-- TASK TO COMPLETE --
All of the records listed below should be retyped exactly.

-- RECORDS SHOWN --
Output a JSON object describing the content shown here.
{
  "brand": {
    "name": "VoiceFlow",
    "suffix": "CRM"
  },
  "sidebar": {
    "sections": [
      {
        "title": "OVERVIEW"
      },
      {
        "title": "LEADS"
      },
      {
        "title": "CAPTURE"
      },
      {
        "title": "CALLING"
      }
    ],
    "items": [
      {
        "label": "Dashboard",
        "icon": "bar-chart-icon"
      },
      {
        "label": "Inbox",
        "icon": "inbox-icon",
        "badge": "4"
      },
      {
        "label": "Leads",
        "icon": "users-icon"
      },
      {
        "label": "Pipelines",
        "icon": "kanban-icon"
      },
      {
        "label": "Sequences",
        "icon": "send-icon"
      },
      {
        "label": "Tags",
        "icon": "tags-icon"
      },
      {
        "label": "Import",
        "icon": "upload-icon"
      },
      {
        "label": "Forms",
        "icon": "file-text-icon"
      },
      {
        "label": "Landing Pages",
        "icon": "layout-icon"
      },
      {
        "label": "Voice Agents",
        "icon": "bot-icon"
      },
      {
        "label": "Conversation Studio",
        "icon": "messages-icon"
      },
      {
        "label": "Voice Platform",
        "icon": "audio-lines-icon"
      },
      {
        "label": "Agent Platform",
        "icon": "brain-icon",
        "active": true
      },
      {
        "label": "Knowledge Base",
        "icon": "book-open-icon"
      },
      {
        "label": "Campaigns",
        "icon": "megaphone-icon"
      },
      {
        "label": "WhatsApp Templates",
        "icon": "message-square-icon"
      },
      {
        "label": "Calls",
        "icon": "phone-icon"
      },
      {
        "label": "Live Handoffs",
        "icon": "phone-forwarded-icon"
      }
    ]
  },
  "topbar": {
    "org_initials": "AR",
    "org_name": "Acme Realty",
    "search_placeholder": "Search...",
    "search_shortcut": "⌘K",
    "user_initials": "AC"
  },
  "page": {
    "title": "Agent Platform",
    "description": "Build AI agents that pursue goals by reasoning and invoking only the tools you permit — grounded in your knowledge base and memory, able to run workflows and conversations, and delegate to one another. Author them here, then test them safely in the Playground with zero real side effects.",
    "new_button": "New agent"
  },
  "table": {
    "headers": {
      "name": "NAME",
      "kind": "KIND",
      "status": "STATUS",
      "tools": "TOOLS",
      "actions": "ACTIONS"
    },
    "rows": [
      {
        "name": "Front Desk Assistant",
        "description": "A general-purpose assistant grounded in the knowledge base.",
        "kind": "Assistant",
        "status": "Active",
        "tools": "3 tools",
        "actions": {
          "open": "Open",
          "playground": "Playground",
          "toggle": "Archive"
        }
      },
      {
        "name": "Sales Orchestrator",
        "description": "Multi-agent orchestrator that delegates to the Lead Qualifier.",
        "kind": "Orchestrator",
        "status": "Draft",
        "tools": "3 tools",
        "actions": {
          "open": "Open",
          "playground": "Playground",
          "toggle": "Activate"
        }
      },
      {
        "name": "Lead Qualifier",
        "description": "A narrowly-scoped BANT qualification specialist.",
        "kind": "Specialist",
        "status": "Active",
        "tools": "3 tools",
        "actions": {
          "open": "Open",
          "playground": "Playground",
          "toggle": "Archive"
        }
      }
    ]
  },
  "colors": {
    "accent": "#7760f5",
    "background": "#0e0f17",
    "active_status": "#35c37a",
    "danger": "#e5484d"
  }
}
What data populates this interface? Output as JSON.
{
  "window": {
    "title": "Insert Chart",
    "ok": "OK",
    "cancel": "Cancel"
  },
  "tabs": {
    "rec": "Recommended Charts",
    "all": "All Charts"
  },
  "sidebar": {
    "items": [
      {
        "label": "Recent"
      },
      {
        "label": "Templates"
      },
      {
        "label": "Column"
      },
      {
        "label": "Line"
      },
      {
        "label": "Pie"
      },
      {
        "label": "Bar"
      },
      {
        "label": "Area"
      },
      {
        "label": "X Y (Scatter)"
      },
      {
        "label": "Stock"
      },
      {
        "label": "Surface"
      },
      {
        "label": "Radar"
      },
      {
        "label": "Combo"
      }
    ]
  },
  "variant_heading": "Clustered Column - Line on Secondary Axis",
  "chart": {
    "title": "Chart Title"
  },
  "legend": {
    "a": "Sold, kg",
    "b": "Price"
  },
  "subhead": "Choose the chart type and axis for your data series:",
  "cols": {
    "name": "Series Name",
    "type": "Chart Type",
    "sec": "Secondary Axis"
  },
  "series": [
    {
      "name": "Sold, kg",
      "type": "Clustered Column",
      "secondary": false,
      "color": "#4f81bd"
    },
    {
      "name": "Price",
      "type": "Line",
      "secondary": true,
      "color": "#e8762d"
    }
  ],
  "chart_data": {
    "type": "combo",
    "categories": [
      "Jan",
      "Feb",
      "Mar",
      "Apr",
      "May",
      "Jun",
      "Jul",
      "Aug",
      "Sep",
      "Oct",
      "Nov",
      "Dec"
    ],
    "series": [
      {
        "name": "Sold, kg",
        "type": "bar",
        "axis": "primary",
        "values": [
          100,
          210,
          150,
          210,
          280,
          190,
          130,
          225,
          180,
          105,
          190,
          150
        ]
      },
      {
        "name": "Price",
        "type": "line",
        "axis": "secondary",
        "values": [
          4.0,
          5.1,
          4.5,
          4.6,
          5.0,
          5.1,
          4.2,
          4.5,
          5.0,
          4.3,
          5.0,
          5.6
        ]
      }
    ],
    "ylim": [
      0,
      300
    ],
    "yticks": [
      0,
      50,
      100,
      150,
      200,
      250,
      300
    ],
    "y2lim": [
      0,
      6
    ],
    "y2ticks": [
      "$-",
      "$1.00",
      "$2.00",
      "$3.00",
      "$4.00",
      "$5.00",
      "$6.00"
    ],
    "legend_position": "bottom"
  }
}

-- TASK RESPONSE --
Output a JSON object describing the content shown here.
{
  "brand": {
    "name": "VoiceFlow",
    "suffix": "CRM"
  },
  "sidebar": {
    "sections": [
      {
        "title": "OVERVIEW"
      },
      {
        "title": "LEADS"
      },
      {
        "title": "CAPTURE"
      },
      {
        "title": "CALLING"
      }
    ],
    "items": [
      {
        "label": "Dashboard",
        "icon": "bar-chart-icon"
      },
      {
        "label": "Inbox",
        "icon": "inbox-icon",
        "badge": "4"
      },
      {
        "label": "Leads",
        "icon": "users-icon"
      },
      {
        "label": "Pipelines",
        "icon": "kanban-icon"
      },
      {
        "label": "Sequences",
        "icon": "send-icon"
      },
      {
        "label": "Tags",
        "icon": "tags-icon"
      },
      {
        "label": "Import",
        "icon": "upload-icon"
      },
      {
        "label": "Forms",
        "icon": "file-text-icon"
      },
      {
        "label": "Landing Pages",
        "icon": "layout-icon"
      },
      {
        "label": "Voice Agents",
        "icon": "bot-icon"
      },
      {
        "label": "Conversation Studio",
        "icon": "messages-icon"
      },
      {
        "label": "Voice Platform",
        "icon": "audio-lines-icon"
      },
      {
        "label": "Agent Platform",
        "icon": "brain-icon",
        "active": true
      },
      {
        "label": "Knowledge Base",
        "icon": "book-open-icon"
      },
      {
        "label": "Campaigns",
        "icon": "megaphone-icon"
      },
      {
        "label": "WhatsApp Templates",
        "icon": "message-square-icon"
      },
      {
        "label": "Calls",
        "icon": "phone-icon"
      },
      {
        "label": "Live Handoffs",
        "icon": "phone-forwarded-icon"
      }
    ]
  },
  "topbar": {
    "org_initials": "AR",
    "org_name": "Acme Realty",
    "search_placeholder": "Search...",
    "search_shortcut": "⌘K",
    "user_initials": "AC"
  },
  "page": {
    "title": "Agent Platform",
    "description": "Build AI agents that pursue goals by reasoning and invoking only the tools you permit — grounded in your knowledge base and memory, able to run workflows and conversations, and delegate to one another. Author them here, then test them safely in the Playground with zero real side effects.",
    "new_button": "New agent"
  },
  "table": {
    "headers": {
      "name": "NAME",
      "kind": "KIND",
      "status": "STATUS",
      "tools": "TOOLS",
      "actions": "ACTIONS"
    },
    "rows": [
      {
        "name": "Front Desk Assistant",
        "description": "A general-purpose assistant grounded in the knowledge base.",
        "kind": "Assistant",
        "status": "Active",
        "tools": "3 tools",
        "actions": {
          "open": "Open",
          "playground": "Playground",
          "toggle": "Archive"
        }
      },
      {
        "name": "Sales Orchestrator",
        "description": "Multi-agent orchestrator that delegates to the Lead Qualifier.",
        "kind": "Orchestrator",
        "status": "Draft",
        "tools": "3 tools",
        "actions": {
          "open": "Open",
          "playground": "Playground",
          "toggle": "Activate"
        }
      },
      {
        "name": "Lead Qualifier",
        "description": "A narrowly-scoped BANT qualification specialist.",
        "kind": "Specialist",
        "status": "Active",
        "tools": "3 tools",
        "actions": {
          "open": "Open",
          "playground": "Playground",
          "toggle": "Archive"
        }
      }
    ]
  },
  "colors": {
    "accent": "#7760f5",
    "background": "#0e0f17",
    "active_status": "#35c37a",
    "danger": "#e5484d"
  }
}
What data populates this interface? Output as JSON.
{
  "window": {
    "title": "Insert Chart",
    "ok": "OK",
    "cancel": "Cancel"
  },
  "tabs": {
    "rec": "Recommended Charts",
    "all": "All Charts"
  },
  "sidebar": {
    "items": [
      {
        "label": "Recent"
      },
      {
        "label": "Templates"
      },
      {
        "label": "Column"
      },
      {
        "label": "Line"
      },
      {
        "label": "Pie"
      },
      {
        "label": "Bar"
      },
      {
        "label": "Area"
      },
      {
        "label": "X Y (Scatter)"
      },
      {
        "label": "Stock"
      },
      {
        "label": "Surface"
      },
      {
        "label": "Radar"
      },
      {
        "label": "Combo"
      }
    ]
  },
  "variant_heading": "Clustered Column - Line on Secondary Axis",
  "chart": {
    "title": "Chart Title"
  },
  "legend": {
    "a": "Sold, kg",
    "b": "Price"
  },
  "subhead": "Choose the chart type and axis for your data series:",
  "cols": {
    "name": "Series Name",
    "type": "Chart Type",
    "sec": "Secondary Axis"
  },
  "series": [
    {
      "name": "Sold, kg",
      "type": "Clustered Column",
      "secondary": false,
      "color": "#4f81bd"
    },
    {
      "name": "Price",
      "type": "Line",
      "secondary": true,
      "color": "#e8762d"
    }
  ],
  "chart_data": {
    "type": "combo",
    "categories": [
      "Jan",
      "Feb",
      "Mar",
      "Apr",
      "May",
      "Jun",
      "Jul",
      "Aug",
      "Sep",
      "Oct",
      "Nov",
      "Dec"
    ],
    "series": [
      {
        "name": "Sold, kg",
        "type": "bar",
        "axis": "primary",
        "values": [
          100,
          210,
          150,
          210,
          280,
          190,
          130,
          225,
          180,
          105,
          190,
          150
        ]
      },
      {
        "name": "Price",
        "type": "line",
        "axis": "secondary",
        "values": [
          4.0,
          5.1,
          4.5,
          4.6,
          5.0,
          5.1,
          4.2,
          4.5,
          5.0,
          4.3,
          5.0,
          5.6
        ]
      }
    ],
    "ylim": [
      0,
      300
    ],
    "yticks": [
      0,
      50,
      100,
      150,
      200,
      250,
      300
    ],
    "y2lim": [
      0,
      6
    ],
    "y2ticks": [
      "$-",
      "$1.00",
      "$2.00",
      "$3.00",
      "$4.00",
      "$5.00",
      "$6.00"
    ],
    "legend_position": "bottom"
  }
}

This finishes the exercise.